start SUPPLIED MATERIAL
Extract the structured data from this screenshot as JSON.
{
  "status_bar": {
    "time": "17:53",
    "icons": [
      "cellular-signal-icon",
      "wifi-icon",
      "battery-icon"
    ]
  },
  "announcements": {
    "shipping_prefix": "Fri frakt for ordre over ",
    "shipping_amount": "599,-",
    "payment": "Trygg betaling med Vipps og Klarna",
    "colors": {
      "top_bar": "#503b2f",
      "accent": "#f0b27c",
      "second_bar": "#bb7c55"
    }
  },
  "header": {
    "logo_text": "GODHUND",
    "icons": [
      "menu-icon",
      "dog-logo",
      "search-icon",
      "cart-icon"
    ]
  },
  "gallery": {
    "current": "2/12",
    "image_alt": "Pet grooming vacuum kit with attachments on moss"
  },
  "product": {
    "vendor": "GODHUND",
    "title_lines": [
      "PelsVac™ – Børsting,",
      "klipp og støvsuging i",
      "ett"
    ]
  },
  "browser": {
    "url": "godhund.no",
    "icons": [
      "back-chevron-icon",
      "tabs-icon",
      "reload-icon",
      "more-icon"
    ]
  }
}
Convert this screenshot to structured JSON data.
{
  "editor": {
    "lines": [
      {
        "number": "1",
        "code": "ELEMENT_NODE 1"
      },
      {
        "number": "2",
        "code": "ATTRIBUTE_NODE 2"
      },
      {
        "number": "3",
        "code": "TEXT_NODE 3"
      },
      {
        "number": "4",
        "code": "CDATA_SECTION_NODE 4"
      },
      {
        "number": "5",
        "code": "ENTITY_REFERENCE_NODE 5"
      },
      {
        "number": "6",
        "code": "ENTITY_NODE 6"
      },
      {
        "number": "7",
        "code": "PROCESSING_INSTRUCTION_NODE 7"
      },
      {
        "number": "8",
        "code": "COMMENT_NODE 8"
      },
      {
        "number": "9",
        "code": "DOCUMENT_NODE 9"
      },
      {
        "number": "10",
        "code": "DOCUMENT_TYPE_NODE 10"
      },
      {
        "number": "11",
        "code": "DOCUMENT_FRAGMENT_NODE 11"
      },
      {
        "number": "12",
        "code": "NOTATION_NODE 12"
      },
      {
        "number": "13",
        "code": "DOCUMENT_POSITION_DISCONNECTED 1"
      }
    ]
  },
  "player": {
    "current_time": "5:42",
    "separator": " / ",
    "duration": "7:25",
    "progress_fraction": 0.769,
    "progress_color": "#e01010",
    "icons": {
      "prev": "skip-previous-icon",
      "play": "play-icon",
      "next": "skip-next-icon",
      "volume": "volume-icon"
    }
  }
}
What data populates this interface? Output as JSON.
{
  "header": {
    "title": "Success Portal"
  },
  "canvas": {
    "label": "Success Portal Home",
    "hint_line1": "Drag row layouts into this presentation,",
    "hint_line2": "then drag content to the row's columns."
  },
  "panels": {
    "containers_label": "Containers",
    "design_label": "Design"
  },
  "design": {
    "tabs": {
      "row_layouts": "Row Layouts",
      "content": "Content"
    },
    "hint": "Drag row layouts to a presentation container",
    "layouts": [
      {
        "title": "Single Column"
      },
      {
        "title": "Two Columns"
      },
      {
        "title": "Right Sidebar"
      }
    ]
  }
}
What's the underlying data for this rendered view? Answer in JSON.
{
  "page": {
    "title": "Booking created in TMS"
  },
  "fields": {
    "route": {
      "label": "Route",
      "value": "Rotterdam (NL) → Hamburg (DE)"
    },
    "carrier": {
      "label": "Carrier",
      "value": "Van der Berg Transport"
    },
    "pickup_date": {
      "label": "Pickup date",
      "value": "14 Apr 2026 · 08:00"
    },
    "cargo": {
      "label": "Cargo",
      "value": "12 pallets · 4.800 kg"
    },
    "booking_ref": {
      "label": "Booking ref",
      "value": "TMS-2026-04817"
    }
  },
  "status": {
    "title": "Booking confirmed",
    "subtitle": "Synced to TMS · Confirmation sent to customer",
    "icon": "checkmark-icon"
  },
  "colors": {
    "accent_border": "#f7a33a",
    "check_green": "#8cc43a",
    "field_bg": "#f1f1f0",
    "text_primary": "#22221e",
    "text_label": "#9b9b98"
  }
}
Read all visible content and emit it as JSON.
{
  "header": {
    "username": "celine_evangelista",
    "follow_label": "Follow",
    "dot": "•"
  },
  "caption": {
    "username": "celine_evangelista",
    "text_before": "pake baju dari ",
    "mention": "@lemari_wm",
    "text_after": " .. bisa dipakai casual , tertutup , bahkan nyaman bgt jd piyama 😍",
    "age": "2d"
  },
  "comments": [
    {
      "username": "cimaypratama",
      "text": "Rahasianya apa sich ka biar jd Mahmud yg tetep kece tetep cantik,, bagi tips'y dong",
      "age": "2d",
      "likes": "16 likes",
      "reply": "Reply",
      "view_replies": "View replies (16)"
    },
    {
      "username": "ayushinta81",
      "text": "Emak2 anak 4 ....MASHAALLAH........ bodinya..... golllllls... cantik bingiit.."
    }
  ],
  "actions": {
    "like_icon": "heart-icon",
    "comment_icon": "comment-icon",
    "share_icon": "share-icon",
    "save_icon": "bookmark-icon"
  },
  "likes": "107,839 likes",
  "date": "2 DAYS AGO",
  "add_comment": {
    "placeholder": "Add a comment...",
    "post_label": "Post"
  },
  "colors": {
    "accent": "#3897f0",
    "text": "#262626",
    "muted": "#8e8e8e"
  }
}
end SUPPLIED MATERIAL
§ **WHAT IS EXPECTED**
Your output consists solely of the lines from the one with "What's the underlying" through the last line, copied exactly.

§ **THE RESPONSE**
What's the underlying data for this rendered view? Answer in JSON.
{
  "page": {
    "title": "Booking created in TMS"
  },
  "fields": {
    "route": {
      "label": "Route",
      "value": "Rotterdam (NL) → Hamburg (DE)"
    },
    "carrier": {
      "label": "Carrier",
      "value": "Van der Berg Transport"
    },
    "pickup_date": {
      "label": "Pickup date",
      "value": "14 Apr 2026 · 08:00"
    },
    "cargo": {
      "label": "Cargo",
      "value": "12 pallets · 4.800 kg"
    },
    "booking_ref": {
      "label": "Booking ref",
      "value": "TMS-2026-04817"
    }
  },
  "status": {
    "title": "Booking confirmed",
    "subtitle": "Synced to TMS · Confirmation sent to customer",
    "icon": "checkmark-icon"
  },
  "colors": {
    "accent_border": "#f7a33a",
    "check_green": "#8cc43a",
    "field_bg": "#f1f1f0",
    "text_primary": "#22221e",
    "text_label": "#9b9b98"
  }
}
Read all visible content and emit it as JSON.
{
  "header": {
    "username": "celine_evangelista",
    "follow_label": "Follow",
    "dot": "•"
  },
  "caption": {
    "username": "celine_evangelista",
    "text_before": "pake baju dari ",
    "mention": "@lemari_wm",
    "text_after": " .. bisa dipakai casual , tertutup , bahkan nyaman bgt jd piyama 😍",
    "age": "2d"
  },
  "comments": [
    {
      "username": "cimaypratama",
      "text": "Rahasianya apa sich ka biar jd Mahmud yg tetep kece tetep cantik,, bagi tips'y dong",
      "age": "2d",
      "likes": "16 likes",
      "reply": "Reply",
      "view_replies": "View replies (16)"
    },
    {
      "username": "ayushinta81",
      "text": "Emak2 anak 4 ....MASHAALLAH........ bodinya..... golllllls... cantik bingiit.."
    }
  ],
  "actions": {
    "like_icon": "heart-icon",
    "comment_icon": "comment-icon",
    "share_icon": "share-icon",
    "save_icon": "bookmark-icon"
  },
  "likes": "107,839 likes",
  "date": "2 DAYS AGO",
  "add_comment": {
    "placeholder": "Add a comment...",
    "post_label": "Post"
  },
  "colors": {
    "accent": "#3897f0",
    "text": "#262626",
    "muted": "#8e8e8e"
  }
}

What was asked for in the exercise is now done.